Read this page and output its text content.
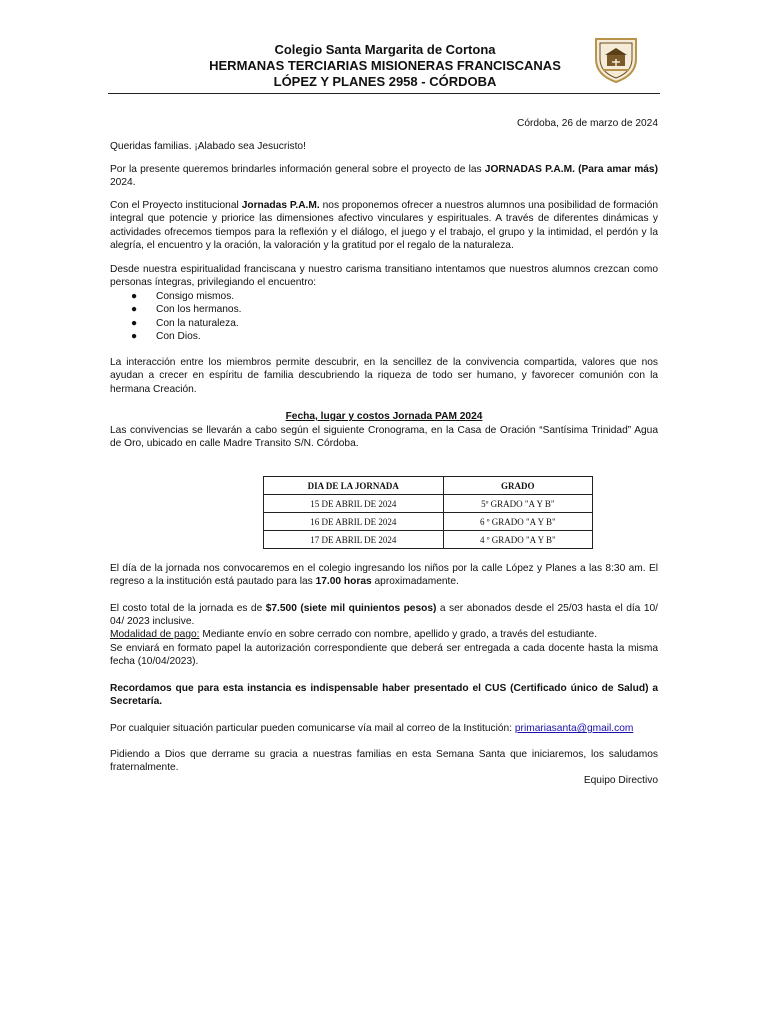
Colegio Santa Margarita de Cortona
HERMANAS TERCIARIAS MISIONERAS FRANCISCANAS
LÓPEZ Y PLANES 2958 - CÓRDOBA
Córdoba, 26 de marzo de 2024
Queridas familias. ¡Alabado sea Jesucristo!
Por la presente queremos brindarles información general sobre el proyecto de las JORNADAS P.A.M. (Para amar más) 2024.
Con el Proyecto institucional Jornadas P.A.M. nos proponemos ofrecer a nuestros alumnos una posibilidad de formación integral que potencie y priorice las dimensiones afectivo vinculares y espirituales. A través de diferentes dinámicas y actividades ofrecemos tiempos para la reflexión y el diálogo, el juego y el trabajo, el grupo y la intimidad, el perdón y la alegría, el encuentro y la oración, la valoración y la gratitud por el regalo de la naturaleza.
Desde nuestra espiritualidad franciscana y nuestro carisma transitiano intentamos que nuestros alumnos crezcan como personas íntegras, privilegiando el encuentro:
● Consigo mismos.
● Con los hermanos.
● Con la naturaleza.
● Con Dios.
La interacción entre los miembros permite descubrir, en la sencillez de la convivencia compartida, valores que nos ayudan a crecer en espíritu de familia descubriendo la riqueza de todo ser humano, y favorecer comunión con la hermana Creación.
Fecha, lugar y costos Jornada PAM 2024
Las convivencias se llevarán a cabo según el siguiente Cronograma, en la Casa de Oración “Santísima Trinidad” Agua de Oro, ubicado en calle Madre Transito S/N. Córdoba.
DIA DE LA JORNADA	GRADO
15 DE ABRIL DE 2024	5º GRADO "A Y B"
16 DE ABRIL DE 2024	6 º GRADO "A Y B"
17 DE ABRIL DE 2024	4 º GRADO "A Y B"
El día de la jornada nos convocaremos en el colegio ingresando los niños por la calle López y Planes a las 8:30 am. El regreso a la institución está pautado para las 17.00 horas aproximadamente.
El costo total de la jornada es de $7.500 (siete mil quinientos pesos) a ser abonados desde el 25/03 hasta el día 10/ 04/ 2023 inclusive.
Modalidad de pago: Mediante envío en sobre cerrado con nombre, apellido y grado, a través del estudiante.
Se enviará en formato papel la autorización correspondiente que deberá ser entregada a cada docente hasta la misma fecha (10/04/2023).
Recordamos que para esta instancia es indispensable haber presentado el CUS (Certificado único de Salud) a Secretaría.
Por cualquier situación particular pueden comunicarse vía mail al correo de la Institución: primariasanta@gmail.com
Pidiendo a Dios que derrame su gracia a nuestras familias en esta Semana Santa que iniciaremos, los saludamos fraternalmente.
Equipo Directivo
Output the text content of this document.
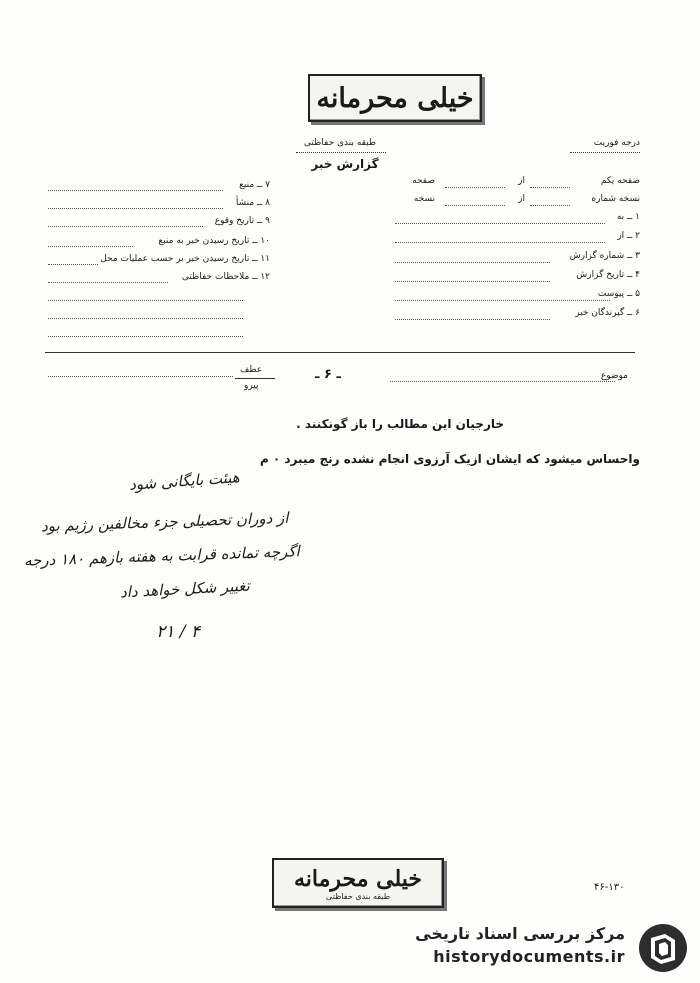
خیلی محرمانه
طبقه بندی حفاظتی	درجه فوریت
گزارش خبر
صفحه یکم
از
صفحه
نسخه شماره
از
نسخه
۱ ــ به
۲ ــ از
۳ ــ شماره گزارش
۴ ــ تاریخ گزارش
۵ ــ پیوست
۶ ــ گیرندگان خبر
۷ ــ منبع
۸ ــ منشأ
۹ ــ تاریخ وقوع
۱۰ ــ تاریخ رسیدن خبر به منبع
۱۱ ــ تاریخ رسیدن خبر بر حسب عملیات محل
۱۲ ــ ملاحظات حفاظتی
موضوع
ـ ۶ ـ
عطف
پیرو
خارجیان این مطالب را باز گونکنند .
واحساس میشود که ایشان ازیک آرزوی انجام نشده رنج میبرد ۰ م
هیئت بایگانی شود
از دوران تحصیلی جزء مخالفین رژیم بود
اگرچه تمانده قرابت به هفته بازهم ۱۸۰ درجه
تغییر شکل خواهد داد
۲۱ / ۴
خیلی محرمانه
طبقه بندی حفاظتی
۴۶-۱۳۰
مرکز بررسی اسناد تاریخی
historydocuments.ir
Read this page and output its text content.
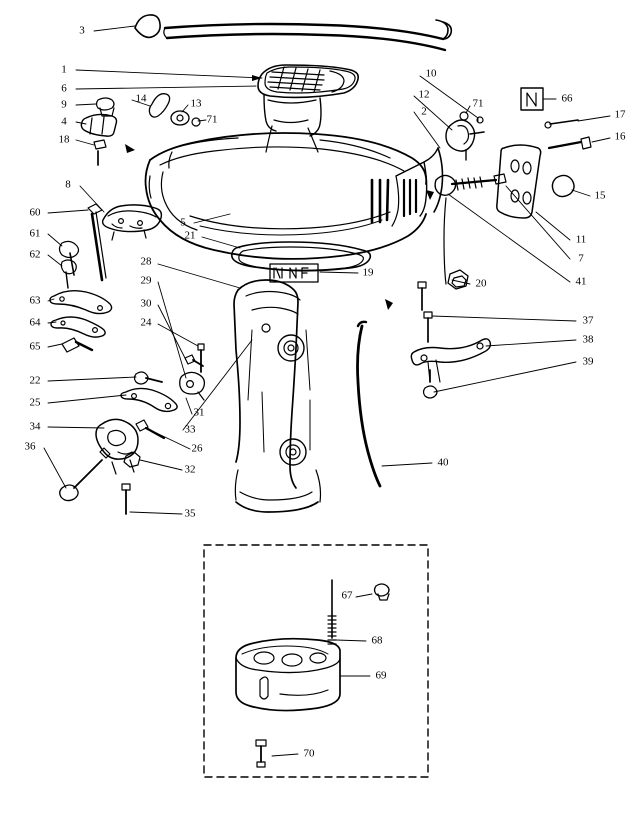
3
1
6
9	14	13
4	71
18
10
12
2
71	66
17
16
15
11
7
41
8
60
61
62
5
21
19
20
63
64
65
28
29
30
24
22
25
31
33
34
26
36
32
35
37
38
39
40
67
68
69
70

-- -- --

**GOAL**
Transcribe the records verbatim and omit the images.

**SOLUTION**
Read this page and output its text content.
Colegio Santa Margarita de Cortona
HERMANAS TERCIARIAS MISIONERAS FRANCISCANAS
LÓPEZ Y PLANES 2958 - CÓRDOBA
Córdoba, 26 de marzo de 2024
Queridas familias. ¡Alabado sea Jesucristo!
Por la presente queremos brindarles información general sobre el proyecto de las JORNADAS P.A.M. (Para amar más) 2024.
Con el Proyecto institucional Jornadas P.A.M. nos proponemos ofrecer a nuestros alumnos una posibilidad de formación integral que potencie y priorice las dimensiones afectivo vinculares y espirituales. A través de diferentes dinámicas y actividades ofrecemos tiempos para la reflexión y el diálogo, el juego y el trabajo, el grupo y la intimidad, el perdón y la alegría, el encuentro y la oración, la valoración y la gratitud por el regalo de la naturaleza.
Desde nuestra espiritualidad franciscana y nuestro carisma transitiano intentamos que nuestros alumnos crezcan como personas íntegras, privilegiando el encuentro:
● Consigo mismos.
● Con los hermanos.
● Con la naturaleza.
● Con Dios.
La interacción entre los miembros permite descubrir, en la sencillez de la convivencia compartida, valores que nos ayudan a crecer en espíritu de familia descubriendo la riqueza de todo ser humano, y favorecer comunión con la hermana Creación.
Fecha, lugar y costos Jornada PAM 2024
Las convivencias se llevarán a cabo según el siguiente Cronograma, en la Casa de Oración “Santísima Trinidad” Agua de Oro, ubicado en calle Madre Transito S/N. Córdoba.
DIA DE LA JORNADA	GRADO
15 DE ABRIL DE 2024	5º GRADO "A Y B"
16 DE ABRIL DE 2024	6 º GRADO "A Y B"
17 DE ABRIL DE 2024	4 º GRADO "A Y B"
El día de la jornada nos convocaremos en el colegio ingresando los niños por la calle López y Planes a las 8:30 am. El regreso a la institución está pautado para las 17.00 horas aproximadamente.
El costo total de la jornada es de $7.500 (siete mil quinientos pesos) a ser abonados desde el 25/03 hasta el día 10/ 04/ 2023 inclusive.
Modalidad de pago: Mediante envío en sobre cerrado con nombre, apellido y grado, a través del estudiante.
Se enviará en formato papel la autorización correspondiente que deberá ser entregada a cada docente hasta la misma fecha (10/04/2023).
Recordamos que para esta instancia es indispensable haber presentado el CUS (Certificado único de Salud) a Secretaría.
Por cualquier situación particular pueden comunicarse vía mail al correo de la Institución: primariasanta@gmail.com
Pidiendo a Dios que derrame su gracia a nuestras familias en esta Semana Santa que iniciaremos, los saludamos fraternalmente.
Equipo Directivo
Output the text content of this document.
خیلی محرمانه
طبقه بندی حفاظتی	درجه فوریت
گزارش خبر
صفحه یکم
از
صفحه
نسخه شماره
از
نسخه
۱ ــ به
۲ ــ از
۳ ــ شماره گزارش
۴ ــ تاریخ گزارش
۵ ــ پیوست
۶ ــ گیرندگان خبر
۷ ــ منبع
۸ ــ منشأ
۹ ــ تاریخ وقوع
۱۰ ــ تاریخ رسیدن خبر به منبع
۱۱ ــ تاریخ رسیدن خبر بر حسب عملیات محل
۱۲ ــ ملاحظات حفاظتی
موضوع
ـ ۶ ـ
عطف
پیرو
خارجیان این مطالب را باز گونکنند .
واحساس میشود که ایشان ازیک آرزوی انجام نشده رنج میبرد ۰ م
هیئت بایگانی شود
از دوران تحصیلی جزء مخالفین رژیم بود
اگرچه تمانده قرابت به هفته بازهم ۱۸۰ درجه
تغییر شکل خواهد داد
۲۱ / ۴
خیلی محرمانه
طبقه بندی حفاظتی
۴۶-۱۳۰
مرکز بررسی اسناد تاریخی
historydocuments.ir
Read this page and output its text content.
3
1
6
9	14	13
4	71
18
10
12
2
71	66
17
16
15
11
7
41
8
60
61
62
5
21
19
20
63
64
65
28
29
30
24
22
25
31
33
34
26
36
32
35
37
38
39
40
67
68
69
70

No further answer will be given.